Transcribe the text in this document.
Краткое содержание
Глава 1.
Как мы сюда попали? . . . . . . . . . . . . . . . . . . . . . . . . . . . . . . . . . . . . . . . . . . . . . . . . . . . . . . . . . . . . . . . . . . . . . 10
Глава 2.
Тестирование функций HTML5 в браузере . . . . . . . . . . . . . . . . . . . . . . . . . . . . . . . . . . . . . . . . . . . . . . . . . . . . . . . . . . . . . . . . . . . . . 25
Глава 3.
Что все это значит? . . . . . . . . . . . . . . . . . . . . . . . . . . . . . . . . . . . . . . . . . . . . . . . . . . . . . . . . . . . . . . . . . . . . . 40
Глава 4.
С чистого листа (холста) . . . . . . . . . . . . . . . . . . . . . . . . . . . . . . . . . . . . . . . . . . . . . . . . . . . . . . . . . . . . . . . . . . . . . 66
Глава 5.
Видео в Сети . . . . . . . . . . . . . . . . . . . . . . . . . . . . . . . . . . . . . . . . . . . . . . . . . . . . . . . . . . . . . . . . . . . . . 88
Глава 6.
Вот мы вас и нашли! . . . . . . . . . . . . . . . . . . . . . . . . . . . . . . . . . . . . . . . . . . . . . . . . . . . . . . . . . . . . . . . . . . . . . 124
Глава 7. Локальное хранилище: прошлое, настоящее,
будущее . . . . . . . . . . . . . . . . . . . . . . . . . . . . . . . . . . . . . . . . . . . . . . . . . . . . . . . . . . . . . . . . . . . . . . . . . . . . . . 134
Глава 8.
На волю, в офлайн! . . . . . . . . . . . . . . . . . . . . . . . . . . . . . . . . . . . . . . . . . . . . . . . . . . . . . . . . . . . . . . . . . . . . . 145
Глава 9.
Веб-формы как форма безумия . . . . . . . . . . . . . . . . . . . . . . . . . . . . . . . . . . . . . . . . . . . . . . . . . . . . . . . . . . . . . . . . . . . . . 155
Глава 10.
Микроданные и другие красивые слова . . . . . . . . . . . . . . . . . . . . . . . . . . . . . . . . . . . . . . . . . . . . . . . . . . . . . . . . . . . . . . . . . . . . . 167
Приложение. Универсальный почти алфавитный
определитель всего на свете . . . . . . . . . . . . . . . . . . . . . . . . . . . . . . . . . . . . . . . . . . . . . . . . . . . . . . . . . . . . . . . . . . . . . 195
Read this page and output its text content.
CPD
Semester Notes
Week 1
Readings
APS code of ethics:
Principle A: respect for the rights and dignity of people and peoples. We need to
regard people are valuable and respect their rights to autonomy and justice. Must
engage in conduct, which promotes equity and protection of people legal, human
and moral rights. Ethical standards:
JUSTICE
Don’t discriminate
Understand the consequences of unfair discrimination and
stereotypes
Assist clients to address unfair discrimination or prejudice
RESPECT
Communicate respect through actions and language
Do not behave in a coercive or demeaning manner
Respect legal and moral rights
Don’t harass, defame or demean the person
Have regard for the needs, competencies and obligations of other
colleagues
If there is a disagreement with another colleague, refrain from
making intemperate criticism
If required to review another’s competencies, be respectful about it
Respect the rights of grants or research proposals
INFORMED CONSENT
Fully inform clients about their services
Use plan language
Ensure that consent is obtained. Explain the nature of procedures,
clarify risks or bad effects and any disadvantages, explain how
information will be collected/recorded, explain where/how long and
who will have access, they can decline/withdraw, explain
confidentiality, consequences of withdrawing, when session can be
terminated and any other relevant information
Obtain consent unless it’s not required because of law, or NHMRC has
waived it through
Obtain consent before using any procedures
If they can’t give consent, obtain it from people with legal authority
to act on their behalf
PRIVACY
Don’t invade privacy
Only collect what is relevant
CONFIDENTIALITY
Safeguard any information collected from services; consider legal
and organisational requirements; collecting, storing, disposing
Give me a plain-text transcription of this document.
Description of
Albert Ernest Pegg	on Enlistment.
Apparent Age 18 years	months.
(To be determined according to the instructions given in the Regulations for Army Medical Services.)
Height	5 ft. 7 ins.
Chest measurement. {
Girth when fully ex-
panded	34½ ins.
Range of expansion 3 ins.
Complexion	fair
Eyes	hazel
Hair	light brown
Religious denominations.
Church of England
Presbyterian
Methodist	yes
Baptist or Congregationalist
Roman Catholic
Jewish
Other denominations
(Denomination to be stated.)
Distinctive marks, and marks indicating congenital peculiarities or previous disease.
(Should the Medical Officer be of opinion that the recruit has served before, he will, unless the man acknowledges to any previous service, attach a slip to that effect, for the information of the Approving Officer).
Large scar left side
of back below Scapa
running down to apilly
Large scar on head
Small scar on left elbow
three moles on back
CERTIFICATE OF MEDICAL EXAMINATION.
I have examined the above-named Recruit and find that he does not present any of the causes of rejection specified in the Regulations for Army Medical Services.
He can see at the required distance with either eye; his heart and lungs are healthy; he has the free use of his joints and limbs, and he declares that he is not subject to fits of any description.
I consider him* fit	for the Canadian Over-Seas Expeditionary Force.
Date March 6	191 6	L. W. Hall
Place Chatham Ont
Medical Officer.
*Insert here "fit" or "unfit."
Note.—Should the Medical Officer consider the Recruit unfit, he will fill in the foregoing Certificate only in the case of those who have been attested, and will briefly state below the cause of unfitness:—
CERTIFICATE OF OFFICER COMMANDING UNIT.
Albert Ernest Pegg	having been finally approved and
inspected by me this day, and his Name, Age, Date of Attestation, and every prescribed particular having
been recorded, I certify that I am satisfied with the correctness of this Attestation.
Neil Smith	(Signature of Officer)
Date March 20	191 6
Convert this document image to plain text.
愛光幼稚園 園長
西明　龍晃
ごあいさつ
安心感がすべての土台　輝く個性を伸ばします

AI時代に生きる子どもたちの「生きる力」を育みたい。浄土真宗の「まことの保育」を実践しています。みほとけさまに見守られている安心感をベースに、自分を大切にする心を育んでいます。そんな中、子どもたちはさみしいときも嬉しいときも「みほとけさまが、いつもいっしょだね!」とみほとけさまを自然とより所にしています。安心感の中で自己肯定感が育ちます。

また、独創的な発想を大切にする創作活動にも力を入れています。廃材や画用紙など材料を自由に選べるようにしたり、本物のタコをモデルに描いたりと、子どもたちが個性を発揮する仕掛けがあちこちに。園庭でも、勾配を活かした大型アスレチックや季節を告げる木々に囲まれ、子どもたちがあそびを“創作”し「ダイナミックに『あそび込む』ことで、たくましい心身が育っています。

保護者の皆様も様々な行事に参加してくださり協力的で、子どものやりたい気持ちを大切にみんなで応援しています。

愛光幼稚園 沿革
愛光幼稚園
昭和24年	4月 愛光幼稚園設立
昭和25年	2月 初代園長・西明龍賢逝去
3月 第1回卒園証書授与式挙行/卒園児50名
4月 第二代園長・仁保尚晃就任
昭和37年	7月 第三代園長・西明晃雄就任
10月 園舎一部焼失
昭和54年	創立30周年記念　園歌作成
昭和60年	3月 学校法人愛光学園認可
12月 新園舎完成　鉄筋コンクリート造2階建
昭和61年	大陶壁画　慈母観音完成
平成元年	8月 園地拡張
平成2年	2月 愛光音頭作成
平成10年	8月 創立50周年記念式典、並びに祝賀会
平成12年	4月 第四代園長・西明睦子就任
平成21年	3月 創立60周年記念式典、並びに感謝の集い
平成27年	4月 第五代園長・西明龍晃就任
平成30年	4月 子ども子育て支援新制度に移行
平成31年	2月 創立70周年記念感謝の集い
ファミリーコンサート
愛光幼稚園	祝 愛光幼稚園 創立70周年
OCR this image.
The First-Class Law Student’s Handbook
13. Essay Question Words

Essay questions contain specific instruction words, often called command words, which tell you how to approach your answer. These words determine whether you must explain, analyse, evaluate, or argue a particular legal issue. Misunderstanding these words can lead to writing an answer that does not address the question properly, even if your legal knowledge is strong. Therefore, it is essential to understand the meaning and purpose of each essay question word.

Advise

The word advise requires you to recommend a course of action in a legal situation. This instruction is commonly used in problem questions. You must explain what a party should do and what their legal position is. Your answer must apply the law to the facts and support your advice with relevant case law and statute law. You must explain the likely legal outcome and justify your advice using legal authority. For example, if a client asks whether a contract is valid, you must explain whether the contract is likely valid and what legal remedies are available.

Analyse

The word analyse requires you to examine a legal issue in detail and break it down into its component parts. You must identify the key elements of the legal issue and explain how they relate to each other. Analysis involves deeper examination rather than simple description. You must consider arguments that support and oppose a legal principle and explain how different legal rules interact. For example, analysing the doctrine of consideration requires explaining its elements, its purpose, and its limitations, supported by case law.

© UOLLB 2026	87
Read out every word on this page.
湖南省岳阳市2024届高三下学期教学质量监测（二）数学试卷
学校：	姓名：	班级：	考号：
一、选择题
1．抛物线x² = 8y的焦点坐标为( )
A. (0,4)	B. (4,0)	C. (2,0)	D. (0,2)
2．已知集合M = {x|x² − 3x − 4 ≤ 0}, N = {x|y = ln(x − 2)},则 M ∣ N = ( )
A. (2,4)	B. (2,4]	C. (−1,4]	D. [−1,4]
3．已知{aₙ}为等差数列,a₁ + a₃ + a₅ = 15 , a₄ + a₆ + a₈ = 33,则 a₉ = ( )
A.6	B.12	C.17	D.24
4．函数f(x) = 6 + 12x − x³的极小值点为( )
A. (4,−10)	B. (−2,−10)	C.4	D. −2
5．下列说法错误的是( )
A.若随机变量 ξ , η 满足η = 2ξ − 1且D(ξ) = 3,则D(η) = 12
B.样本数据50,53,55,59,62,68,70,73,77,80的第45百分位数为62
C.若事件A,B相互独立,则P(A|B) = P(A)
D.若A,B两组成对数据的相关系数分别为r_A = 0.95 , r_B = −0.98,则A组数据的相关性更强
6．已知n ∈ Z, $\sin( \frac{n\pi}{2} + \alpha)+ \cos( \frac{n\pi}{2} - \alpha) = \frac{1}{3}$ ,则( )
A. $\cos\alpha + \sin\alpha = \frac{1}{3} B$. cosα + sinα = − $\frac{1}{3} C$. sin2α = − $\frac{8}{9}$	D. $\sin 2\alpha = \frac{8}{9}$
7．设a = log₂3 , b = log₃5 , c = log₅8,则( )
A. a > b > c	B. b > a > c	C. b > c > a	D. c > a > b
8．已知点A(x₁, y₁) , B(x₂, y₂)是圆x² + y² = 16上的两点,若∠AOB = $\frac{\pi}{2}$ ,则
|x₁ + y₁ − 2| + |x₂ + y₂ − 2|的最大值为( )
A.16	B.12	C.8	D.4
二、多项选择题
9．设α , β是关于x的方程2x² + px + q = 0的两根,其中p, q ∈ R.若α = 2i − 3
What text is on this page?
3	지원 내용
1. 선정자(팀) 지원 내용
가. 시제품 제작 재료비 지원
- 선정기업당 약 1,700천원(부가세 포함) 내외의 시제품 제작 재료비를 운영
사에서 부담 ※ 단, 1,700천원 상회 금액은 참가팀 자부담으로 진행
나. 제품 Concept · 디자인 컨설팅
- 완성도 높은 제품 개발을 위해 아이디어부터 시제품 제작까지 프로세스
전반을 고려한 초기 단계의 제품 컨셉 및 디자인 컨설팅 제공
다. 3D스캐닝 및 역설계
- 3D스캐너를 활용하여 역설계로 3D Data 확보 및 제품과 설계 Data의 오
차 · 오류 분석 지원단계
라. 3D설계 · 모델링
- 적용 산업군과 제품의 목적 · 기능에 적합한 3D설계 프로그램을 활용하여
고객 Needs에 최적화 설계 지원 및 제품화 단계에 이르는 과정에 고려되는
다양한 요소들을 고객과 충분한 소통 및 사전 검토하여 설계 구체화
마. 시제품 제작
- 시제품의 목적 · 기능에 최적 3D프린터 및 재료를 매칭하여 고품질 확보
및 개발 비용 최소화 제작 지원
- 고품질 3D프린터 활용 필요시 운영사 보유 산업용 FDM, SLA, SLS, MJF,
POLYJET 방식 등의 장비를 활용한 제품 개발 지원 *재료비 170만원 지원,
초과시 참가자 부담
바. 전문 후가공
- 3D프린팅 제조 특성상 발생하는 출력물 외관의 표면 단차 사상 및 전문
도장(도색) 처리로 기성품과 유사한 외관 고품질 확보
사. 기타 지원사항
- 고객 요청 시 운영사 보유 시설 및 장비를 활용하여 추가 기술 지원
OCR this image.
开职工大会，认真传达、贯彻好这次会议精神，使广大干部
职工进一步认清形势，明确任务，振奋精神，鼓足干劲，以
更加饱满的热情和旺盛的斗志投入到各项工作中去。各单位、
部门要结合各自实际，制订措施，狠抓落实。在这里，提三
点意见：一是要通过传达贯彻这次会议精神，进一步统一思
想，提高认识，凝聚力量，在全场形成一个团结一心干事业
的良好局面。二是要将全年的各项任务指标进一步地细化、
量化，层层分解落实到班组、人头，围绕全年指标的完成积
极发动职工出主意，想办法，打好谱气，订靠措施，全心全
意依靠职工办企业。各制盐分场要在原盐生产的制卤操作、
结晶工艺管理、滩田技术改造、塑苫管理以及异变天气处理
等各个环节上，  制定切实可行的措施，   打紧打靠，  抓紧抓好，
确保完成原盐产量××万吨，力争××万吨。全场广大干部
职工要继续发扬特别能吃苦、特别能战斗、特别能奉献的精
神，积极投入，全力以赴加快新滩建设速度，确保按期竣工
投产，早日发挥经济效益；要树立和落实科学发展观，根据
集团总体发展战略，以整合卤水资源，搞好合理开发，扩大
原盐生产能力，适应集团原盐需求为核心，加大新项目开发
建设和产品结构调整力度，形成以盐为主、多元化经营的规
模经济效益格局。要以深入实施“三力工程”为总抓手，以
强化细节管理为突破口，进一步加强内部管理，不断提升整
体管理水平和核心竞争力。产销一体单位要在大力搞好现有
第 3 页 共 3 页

--

#### [Your task]
Read the entries and show each line that mentions "competencies".

#### [The completed task]
Have regard for the needs, competencies and obligations of other
If required to review another’s competencies, be respectful about it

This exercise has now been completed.